EXERCISE OBJECTIVE. Pull every line containing "name" from the entries.

Figure data in JSON.

[start]

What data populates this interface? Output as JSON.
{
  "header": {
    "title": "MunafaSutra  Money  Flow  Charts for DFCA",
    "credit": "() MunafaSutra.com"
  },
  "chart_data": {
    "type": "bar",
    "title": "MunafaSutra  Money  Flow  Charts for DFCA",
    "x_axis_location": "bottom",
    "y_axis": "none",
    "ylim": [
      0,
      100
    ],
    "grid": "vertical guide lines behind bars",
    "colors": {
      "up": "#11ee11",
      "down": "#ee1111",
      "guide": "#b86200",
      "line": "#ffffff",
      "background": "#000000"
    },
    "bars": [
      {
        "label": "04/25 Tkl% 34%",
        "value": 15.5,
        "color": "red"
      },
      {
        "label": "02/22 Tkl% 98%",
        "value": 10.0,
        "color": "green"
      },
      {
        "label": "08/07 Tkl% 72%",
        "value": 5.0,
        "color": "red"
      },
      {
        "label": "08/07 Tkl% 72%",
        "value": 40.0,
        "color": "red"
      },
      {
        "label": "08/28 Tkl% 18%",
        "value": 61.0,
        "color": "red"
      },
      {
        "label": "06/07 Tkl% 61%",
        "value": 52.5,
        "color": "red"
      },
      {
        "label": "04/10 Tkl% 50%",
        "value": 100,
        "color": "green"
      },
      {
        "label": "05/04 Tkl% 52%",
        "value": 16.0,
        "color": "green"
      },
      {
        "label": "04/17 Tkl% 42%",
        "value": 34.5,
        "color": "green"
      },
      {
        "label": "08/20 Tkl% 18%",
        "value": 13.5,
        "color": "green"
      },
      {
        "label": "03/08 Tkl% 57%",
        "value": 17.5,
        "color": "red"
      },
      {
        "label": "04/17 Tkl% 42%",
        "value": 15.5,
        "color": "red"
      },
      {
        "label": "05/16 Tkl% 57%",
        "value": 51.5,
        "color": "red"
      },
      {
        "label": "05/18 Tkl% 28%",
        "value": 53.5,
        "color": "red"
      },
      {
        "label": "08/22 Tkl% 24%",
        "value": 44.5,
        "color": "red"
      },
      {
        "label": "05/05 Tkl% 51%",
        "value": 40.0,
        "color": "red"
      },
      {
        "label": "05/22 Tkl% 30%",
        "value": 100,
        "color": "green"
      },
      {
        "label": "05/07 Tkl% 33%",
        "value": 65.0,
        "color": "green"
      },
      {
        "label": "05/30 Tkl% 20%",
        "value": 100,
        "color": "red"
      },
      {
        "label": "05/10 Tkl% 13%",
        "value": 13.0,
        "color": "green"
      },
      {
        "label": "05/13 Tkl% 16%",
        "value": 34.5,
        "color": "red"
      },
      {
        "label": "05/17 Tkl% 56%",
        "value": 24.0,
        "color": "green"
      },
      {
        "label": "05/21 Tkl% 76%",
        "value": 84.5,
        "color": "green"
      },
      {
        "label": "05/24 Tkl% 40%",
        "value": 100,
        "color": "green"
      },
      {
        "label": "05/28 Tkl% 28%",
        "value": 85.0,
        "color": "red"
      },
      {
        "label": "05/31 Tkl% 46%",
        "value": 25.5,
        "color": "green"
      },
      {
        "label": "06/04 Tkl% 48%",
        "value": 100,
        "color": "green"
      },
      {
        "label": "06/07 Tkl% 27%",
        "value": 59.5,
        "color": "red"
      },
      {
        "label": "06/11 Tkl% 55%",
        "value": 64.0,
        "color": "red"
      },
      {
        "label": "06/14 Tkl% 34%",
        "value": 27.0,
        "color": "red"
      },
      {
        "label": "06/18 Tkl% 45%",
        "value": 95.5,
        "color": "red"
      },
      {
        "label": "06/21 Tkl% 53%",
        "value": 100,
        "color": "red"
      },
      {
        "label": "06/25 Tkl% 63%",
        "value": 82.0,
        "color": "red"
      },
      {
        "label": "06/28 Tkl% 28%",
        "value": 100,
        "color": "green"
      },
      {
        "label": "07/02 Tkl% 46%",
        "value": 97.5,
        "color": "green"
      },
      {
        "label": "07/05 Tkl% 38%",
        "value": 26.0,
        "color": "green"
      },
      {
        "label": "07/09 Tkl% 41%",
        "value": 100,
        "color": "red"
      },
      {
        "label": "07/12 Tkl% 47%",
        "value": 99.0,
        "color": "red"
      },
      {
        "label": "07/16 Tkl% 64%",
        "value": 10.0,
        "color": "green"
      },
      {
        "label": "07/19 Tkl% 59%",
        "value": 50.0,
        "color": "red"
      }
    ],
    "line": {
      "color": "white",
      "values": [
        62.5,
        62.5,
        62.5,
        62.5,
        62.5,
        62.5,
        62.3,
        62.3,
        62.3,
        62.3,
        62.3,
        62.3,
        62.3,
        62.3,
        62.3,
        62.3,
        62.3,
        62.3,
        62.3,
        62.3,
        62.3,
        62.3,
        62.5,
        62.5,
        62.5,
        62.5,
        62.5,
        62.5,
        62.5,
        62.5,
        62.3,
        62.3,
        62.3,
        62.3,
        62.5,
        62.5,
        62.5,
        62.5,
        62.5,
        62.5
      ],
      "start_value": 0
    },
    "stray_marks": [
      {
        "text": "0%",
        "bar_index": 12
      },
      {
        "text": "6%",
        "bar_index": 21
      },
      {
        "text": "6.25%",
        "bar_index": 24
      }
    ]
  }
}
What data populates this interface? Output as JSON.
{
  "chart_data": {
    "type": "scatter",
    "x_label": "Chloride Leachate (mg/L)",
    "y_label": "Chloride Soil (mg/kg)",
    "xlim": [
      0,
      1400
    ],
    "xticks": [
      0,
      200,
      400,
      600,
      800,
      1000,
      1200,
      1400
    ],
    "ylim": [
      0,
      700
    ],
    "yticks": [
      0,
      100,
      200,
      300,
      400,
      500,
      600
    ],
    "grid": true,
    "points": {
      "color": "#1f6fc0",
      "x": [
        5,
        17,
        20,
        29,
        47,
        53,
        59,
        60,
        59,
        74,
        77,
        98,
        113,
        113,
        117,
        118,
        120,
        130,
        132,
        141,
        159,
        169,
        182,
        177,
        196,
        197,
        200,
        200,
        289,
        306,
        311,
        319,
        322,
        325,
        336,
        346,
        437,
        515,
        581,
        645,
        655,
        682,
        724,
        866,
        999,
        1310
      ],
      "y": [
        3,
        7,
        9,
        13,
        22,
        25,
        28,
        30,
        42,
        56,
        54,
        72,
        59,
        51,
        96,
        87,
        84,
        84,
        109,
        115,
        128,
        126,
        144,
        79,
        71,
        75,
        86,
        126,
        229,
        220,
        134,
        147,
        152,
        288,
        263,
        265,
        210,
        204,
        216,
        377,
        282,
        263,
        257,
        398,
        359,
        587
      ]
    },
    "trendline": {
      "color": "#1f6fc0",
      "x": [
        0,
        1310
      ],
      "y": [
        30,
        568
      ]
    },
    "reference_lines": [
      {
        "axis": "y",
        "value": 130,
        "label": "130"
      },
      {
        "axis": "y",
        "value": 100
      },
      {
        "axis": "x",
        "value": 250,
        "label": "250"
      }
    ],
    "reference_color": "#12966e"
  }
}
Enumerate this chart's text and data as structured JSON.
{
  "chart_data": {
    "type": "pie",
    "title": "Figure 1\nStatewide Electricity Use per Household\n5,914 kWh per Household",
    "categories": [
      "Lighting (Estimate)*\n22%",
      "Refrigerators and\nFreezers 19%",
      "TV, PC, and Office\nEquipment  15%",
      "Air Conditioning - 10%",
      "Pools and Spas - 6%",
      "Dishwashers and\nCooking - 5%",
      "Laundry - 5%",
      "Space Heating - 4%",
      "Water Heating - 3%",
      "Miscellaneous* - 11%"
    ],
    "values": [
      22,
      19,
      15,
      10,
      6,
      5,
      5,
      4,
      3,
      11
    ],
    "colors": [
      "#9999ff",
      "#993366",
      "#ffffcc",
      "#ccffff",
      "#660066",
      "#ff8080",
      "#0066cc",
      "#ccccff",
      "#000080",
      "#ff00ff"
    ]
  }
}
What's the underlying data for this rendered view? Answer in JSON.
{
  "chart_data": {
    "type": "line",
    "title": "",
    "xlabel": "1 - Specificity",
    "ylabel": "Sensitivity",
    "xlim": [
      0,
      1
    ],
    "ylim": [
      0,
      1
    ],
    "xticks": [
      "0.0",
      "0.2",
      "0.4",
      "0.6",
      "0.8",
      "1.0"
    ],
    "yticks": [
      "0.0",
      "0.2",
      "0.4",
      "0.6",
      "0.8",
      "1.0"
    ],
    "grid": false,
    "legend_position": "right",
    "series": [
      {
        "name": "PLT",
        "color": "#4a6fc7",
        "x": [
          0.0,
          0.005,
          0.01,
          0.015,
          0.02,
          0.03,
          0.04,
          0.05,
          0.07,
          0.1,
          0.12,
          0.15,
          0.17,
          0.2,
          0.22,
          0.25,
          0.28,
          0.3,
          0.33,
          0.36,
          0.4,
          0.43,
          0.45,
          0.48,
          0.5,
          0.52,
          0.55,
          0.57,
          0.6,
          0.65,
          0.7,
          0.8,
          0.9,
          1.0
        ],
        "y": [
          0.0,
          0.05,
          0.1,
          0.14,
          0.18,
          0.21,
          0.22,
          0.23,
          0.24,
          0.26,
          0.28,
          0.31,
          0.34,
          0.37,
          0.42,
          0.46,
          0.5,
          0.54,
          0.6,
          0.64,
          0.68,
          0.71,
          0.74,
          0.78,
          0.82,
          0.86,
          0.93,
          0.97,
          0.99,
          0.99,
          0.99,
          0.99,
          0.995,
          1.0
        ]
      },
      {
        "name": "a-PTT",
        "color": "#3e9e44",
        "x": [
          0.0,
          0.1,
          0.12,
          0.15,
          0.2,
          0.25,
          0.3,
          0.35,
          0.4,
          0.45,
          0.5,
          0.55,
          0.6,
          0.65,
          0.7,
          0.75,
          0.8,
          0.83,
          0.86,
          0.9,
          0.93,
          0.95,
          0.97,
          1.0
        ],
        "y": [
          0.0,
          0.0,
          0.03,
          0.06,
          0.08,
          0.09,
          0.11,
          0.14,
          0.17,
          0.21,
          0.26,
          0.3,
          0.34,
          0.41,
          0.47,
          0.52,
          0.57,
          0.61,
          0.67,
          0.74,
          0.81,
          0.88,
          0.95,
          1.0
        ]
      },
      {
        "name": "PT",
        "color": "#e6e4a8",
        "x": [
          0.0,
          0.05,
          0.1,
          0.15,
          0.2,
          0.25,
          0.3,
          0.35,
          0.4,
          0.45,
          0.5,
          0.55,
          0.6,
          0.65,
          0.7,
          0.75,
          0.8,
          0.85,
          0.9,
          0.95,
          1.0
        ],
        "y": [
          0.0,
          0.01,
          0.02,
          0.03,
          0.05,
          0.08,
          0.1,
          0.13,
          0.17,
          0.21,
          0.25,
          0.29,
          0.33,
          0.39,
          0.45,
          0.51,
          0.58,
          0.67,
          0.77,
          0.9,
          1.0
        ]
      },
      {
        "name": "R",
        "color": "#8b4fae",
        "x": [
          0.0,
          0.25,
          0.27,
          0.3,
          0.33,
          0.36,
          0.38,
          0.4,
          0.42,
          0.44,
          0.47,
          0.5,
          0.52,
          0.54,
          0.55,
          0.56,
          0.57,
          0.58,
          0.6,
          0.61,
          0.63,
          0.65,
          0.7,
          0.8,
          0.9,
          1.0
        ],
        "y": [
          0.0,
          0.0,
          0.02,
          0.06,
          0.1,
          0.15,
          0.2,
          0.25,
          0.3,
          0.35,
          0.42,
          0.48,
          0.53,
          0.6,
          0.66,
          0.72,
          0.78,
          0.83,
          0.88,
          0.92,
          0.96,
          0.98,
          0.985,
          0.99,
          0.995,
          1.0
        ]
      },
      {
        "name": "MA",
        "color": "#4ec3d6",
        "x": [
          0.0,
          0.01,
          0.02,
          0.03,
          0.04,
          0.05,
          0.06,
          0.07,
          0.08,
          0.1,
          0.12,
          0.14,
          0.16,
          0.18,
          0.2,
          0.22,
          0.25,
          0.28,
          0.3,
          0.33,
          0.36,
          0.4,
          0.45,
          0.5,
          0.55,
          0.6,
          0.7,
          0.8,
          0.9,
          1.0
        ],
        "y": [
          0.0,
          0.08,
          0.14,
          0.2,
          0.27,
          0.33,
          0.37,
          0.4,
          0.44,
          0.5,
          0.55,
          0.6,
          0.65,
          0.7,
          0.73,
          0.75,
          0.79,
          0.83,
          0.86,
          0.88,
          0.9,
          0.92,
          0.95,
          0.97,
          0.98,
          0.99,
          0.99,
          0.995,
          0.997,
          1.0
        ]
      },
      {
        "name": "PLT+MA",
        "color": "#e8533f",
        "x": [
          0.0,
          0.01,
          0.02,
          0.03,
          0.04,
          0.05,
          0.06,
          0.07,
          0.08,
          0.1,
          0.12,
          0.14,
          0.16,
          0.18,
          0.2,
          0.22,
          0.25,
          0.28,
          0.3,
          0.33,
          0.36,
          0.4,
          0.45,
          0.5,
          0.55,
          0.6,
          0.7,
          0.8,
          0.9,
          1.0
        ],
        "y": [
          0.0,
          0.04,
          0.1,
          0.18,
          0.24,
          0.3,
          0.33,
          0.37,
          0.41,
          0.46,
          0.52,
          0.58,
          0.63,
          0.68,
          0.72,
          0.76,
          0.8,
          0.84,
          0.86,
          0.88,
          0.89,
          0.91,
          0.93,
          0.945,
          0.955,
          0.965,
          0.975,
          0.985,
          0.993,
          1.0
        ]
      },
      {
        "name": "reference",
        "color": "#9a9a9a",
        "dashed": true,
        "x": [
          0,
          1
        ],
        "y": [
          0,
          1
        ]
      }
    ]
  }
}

[end]

FULL RESPONSE.
        "name": "PLT",
        "name": "a-PTT",
        "name": "PT",
        "name": "R",
        "name": "MA",
        "name": "PLT+MA",
        "name": "reference",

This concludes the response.